Copy out each line that includes the word "ylabel".

═════ Available data

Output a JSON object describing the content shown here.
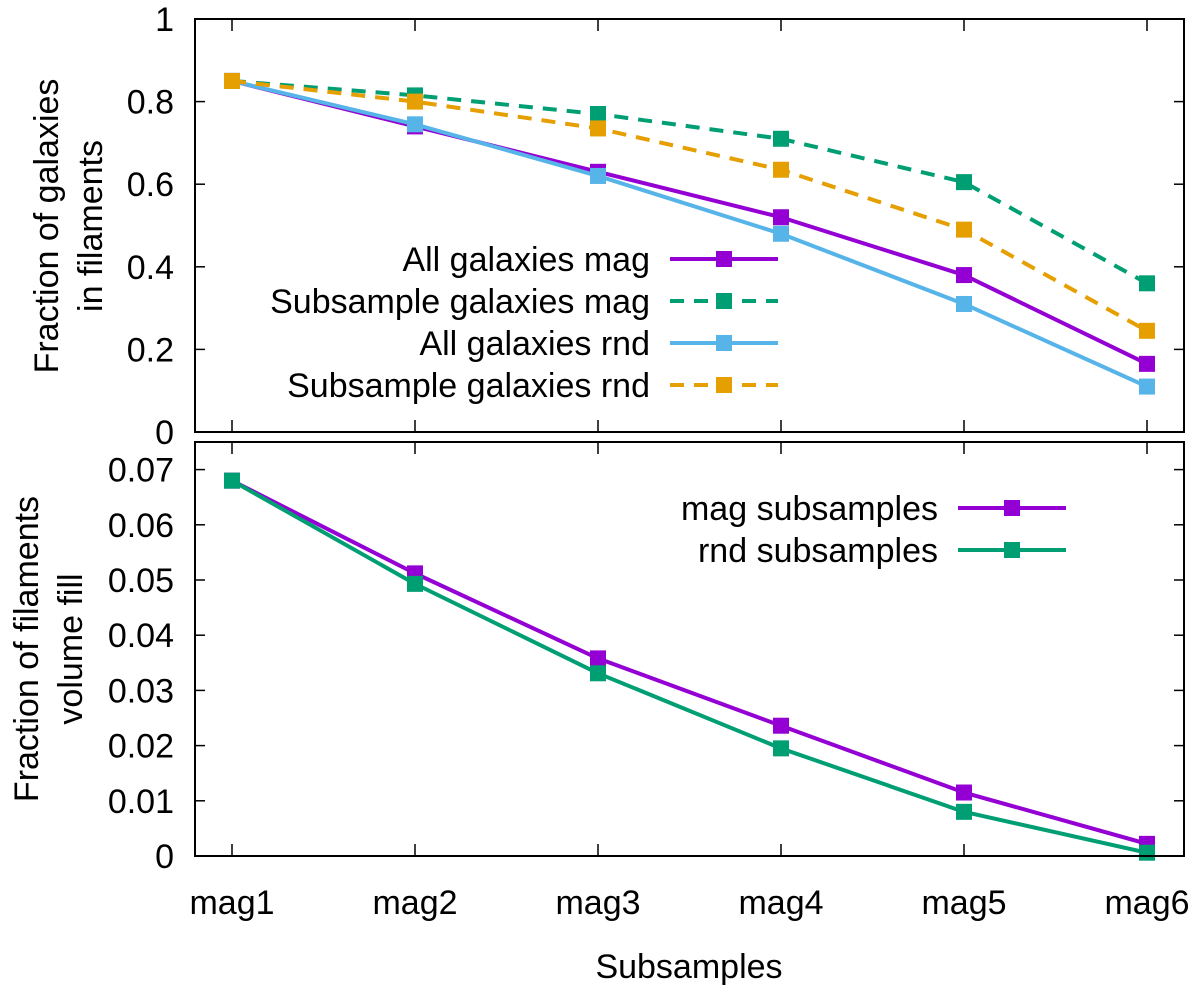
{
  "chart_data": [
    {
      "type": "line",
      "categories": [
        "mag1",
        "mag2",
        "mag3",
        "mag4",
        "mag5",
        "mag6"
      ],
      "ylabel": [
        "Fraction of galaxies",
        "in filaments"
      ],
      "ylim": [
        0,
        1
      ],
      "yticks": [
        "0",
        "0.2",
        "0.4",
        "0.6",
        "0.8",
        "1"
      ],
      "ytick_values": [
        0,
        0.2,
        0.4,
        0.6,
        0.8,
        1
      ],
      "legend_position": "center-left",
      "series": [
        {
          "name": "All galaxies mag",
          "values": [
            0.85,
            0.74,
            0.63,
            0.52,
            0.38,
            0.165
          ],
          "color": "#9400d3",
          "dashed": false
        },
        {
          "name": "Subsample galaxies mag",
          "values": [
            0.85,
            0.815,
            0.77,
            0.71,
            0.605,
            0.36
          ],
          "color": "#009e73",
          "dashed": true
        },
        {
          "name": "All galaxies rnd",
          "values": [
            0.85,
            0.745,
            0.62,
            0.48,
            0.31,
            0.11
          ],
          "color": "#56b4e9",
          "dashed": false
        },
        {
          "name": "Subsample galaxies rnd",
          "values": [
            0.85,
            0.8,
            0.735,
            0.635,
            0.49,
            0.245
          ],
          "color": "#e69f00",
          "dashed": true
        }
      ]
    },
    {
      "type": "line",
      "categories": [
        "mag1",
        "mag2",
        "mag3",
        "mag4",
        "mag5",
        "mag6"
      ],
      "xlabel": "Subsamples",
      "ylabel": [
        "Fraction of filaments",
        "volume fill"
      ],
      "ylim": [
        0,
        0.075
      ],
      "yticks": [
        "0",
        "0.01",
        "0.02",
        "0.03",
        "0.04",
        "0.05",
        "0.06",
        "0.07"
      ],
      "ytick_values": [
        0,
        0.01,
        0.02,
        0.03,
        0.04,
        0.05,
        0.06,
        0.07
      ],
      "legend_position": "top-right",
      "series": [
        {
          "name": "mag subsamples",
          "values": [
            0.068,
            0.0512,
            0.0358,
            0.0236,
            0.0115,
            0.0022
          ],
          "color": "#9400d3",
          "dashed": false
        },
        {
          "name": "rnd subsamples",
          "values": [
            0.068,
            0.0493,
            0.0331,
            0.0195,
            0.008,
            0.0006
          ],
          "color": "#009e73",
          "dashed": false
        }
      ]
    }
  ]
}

══════════
═════ Available data

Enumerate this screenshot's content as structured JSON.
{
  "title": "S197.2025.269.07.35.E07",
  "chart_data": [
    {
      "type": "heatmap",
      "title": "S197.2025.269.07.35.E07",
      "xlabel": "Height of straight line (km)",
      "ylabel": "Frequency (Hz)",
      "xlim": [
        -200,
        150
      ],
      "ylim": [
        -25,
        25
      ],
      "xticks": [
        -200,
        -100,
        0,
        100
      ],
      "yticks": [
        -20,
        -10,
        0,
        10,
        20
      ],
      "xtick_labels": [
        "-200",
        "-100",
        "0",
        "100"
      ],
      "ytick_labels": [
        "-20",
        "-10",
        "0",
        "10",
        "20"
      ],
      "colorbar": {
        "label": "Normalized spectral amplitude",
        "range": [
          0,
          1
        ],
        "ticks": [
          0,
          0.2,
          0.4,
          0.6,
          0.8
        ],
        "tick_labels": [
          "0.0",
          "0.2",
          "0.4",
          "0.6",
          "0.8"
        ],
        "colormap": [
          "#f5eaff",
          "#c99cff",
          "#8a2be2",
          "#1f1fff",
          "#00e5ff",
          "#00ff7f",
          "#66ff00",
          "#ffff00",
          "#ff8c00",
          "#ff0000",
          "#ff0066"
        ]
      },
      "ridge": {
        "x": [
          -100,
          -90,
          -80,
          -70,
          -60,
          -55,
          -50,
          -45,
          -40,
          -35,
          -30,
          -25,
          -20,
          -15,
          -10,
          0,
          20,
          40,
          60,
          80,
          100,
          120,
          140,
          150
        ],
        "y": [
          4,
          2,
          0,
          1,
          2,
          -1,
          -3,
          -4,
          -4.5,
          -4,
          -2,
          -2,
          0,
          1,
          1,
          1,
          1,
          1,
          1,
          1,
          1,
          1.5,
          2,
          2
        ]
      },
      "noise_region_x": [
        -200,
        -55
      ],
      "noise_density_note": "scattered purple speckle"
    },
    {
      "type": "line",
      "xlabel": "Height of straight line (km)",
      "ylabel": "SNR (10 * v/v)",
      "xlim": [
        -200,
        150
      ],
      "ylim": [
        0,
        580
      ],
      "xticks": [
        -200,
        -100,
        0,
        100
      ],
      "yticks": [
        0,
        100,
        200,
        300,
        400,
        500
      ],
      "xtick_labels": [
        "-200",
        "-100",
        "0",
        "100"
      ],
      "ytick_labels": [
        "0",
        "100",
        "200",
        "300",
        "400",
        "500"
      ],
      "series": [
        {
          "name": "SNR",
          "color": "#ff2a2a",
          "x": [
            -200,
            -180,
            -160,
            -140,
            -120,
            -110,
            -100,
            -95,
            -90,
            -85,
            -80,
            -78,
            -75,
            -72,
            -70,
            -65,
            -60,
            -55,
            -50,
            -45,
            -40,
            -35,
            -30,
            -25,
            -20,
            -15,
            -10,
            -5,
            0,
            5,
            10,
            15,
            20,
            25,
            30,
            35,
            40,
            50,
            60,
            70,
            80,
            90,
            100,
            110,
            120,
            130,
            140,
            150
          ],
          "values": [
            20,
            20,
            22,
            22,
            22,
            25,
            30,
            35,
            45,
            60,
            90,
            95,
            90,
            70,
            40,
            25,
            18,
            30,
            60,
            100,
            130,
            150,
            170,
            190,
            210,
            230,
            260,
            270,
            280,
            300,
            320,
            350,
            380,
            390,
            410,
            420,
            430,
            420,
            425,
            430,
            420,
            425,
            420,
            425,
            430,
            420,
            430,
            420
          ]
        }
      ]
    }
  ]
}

══════════

__Written answer__:
      "ylabel": [
      "ylabel": [
      "ylabel": "Frequency (Hz)",
      "ylabel": "SNR (10 * v/v)",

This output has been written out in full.